** Requirement **
Pictures within the data are to be left out; everything else must be reproduced exactly.
Start of Dataset extract
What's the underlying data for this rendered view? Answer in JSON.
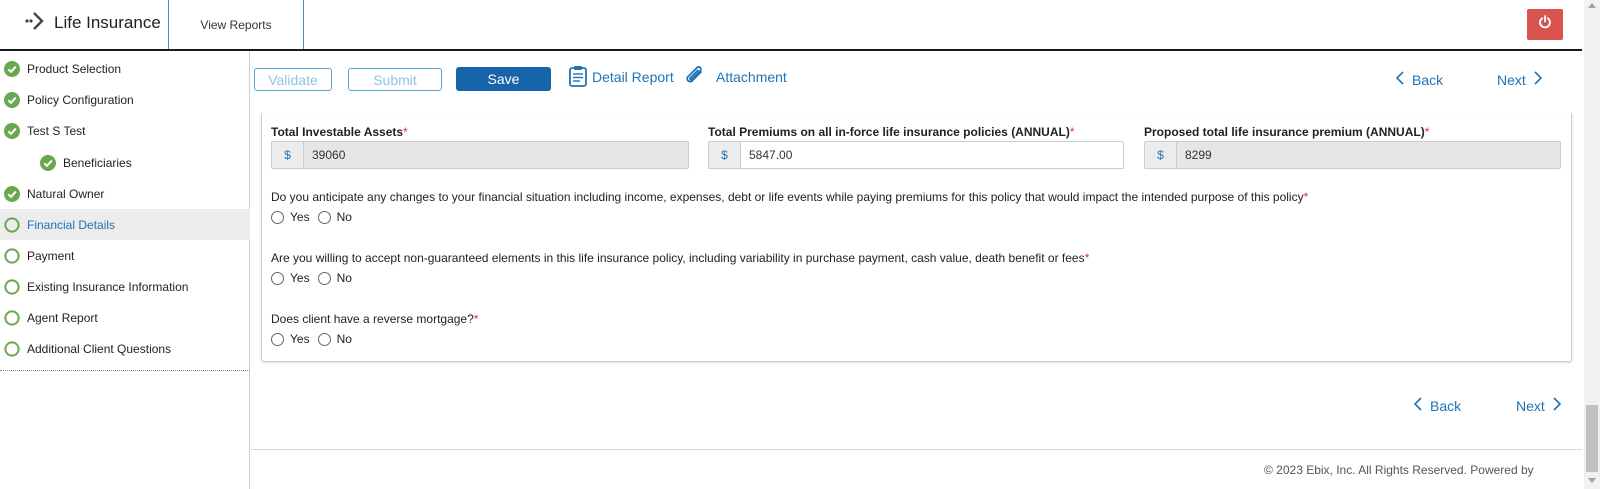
{
  "header": {
    "app_title": "Life Insurance",
    "view_reports": "View Reports",
    "logo_icon": "chevron-dots-logo-icon",
    "power_icon": "power-icon",
    "power_color": "#d9534f"
  },
  "sidebar": {
    "items": [
      {
        "label": "Product Selection",
        "status": "complete"
      },
      {
        "label": "Policy Configuration",
        "status": "complete"
      },
      {
        "label": "Test S Test",
        "status": "complete"
      },
      {
        "label": "Beneficiaries",
        "status": "complete"
      },
      {
        "label": "Natural Owner",
        "status": "complete"
      },
      {
        "label": "Financial Details",
        "status": "active"
      },
      {
        "label": "Payment",
        "status": "incomplete"
      },
      {
        "label": "Existing Insurance Information",
        "status": "incomplete"
      },
      {
        "label": "Agent Report",
        "status": "incomplete"
      },
      {
        "label": "Additional Client Questions",
        "status": "incomplete"
      }
    ],
    "complete_color": "#6aa84f"
  },
  "toolbar": {
    "validate": "Validate",
    "submit": "Submit",
    "save": "Save",
    "detail_report": "Detail Report",
    "attachment": "Attachment",
    "back": "Back",
    "next": "Next"
  },
  "form": {
    "fields": [
      {
        "label": "Total Investable Assets",
        "currency": "$",
        "value": "39060"
      },
      {
        "label": "Total Premiums on all in-force life insurance policies (ANNUAL)",
        "currency": "$",
        "value": "5847.00"
      },
      {
        "label": "Proposed total life insurance premium (ANNUAL)",
        "currency": "$",
        "value": "8299"
      }
    ],
    "required_mark": "*",
    "questions": [
      {
        "text": "Do you anticipate any changes to your financial situation including income, expenses, debt or life events while paying premiums for this policy that would impact the intended purpose of this policy"
      },
      {
        "text": "Are you willing to accept non-guaranteed elements in this life insurance policy, including variability in purchase payment, cash value, death benefit or fees"
      },
      {
        "text": "Does client have a reverse mortgage?"
      }
    ],
    "yes": "Yes",
    "no": "No"
  },
  "bottom_nav": {
    "back": "Back",
    "next": "Next"
  },
  "footer": {
    "copyright": "© 2023 Ebix, Inc. All Rights Reserved. Powered by"
  },
  "colors": {
    "accent": "#1f73b7",
    "save_bg": "#1864ab",
    "required": "#d9322e"
  }
}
End of Dataset extract
** Task output **
What's the underlying data for this rendered view? Answer in JSON.
{
  "header": {
    "app_title": "Life Insurance",
    "view_reports": "View Reports",
    "logo_icon": "chevron-dots-logo-icon",
    "power_icon": "power-icon",
    "power_color": "#d9534f"
  },
  "sidebar": {
    "items": [
      {
        "label": "Product Selection",
        "status": "complete"
      },
      {
        "label": "Policy Configuration",
        "status": "complete"
      },
      {
        "label": "Test S Test",
        "status": "complete"
      },
      {
        "label": "Beneficiaries",
        "status": "complete"
      },
      {
        "label": "Natural Owner",
        "status": "complete"
      },
      {
        "label": "Financial Details",
        "status": "active"
      },
      {
        "label": "Payment",
        "status": "incomplete"
      },
      {
        "label": "Existing Insurance Information",
        "status": "incomplete"
      },
      {
        "label": "Agent Report",
        "status": "incomplete"
      },
      {
        "label": "Additional Client Questions",
        "status": "incomplete"
      }
    ],
    "complete_color": "#6aa84f"
  },
  "toolbar": {
    "validate": "Validate",
    "submit": "Submit",
    "save": "Save",
    "detail_report": "Detail Report",
    "attachment": "Attachment",
    "back": "Back",
    "next": "Next"
  },
  "form": {
    "fields": [
      {
        "label": "Total Investable Assets",
        "currency": "$",
        "value": "39060"
      },
      {
        "label": "Total Premiums on all in-force life insurance policies (ANNUAL)",
        "currency": "$",
        "value": "5847.00"
      },
      {
        "label": "Proposed total life insurance premium (ANNUAL)",
        "currency": "$",
        "value": "8299"
      }
    ],
    "required_mark": "*",
    "questions": [
      {
        "text": "Do you anticipate any changes to your financial situation including income, expenses, debt or life events while paying premiums for this policy that would impact the intended purpose of this policy"
      },
      {
        "text": "Are you willing to accept non-guaranteed elements in this life insurance policy, including variability in purchase payment, cash value, death benefit or fees"
      },
      {
        "text": "Does client have a reverse mortgage?"
      }
    ],
    "yes": "Yes",
    "no": "No"
  },
  "bottom_nav": {
    "back": "Back",
    "next": "Next"
  },
  "footer": {
    "copyright": "© 2023 Ebix, Inc. All Rights Reserved. Powered by"
  },
  "colors": {
    "accent": "#1f73b7",
    "save_bg": "#1864ab",
    "required": "#d9322e"
  }
}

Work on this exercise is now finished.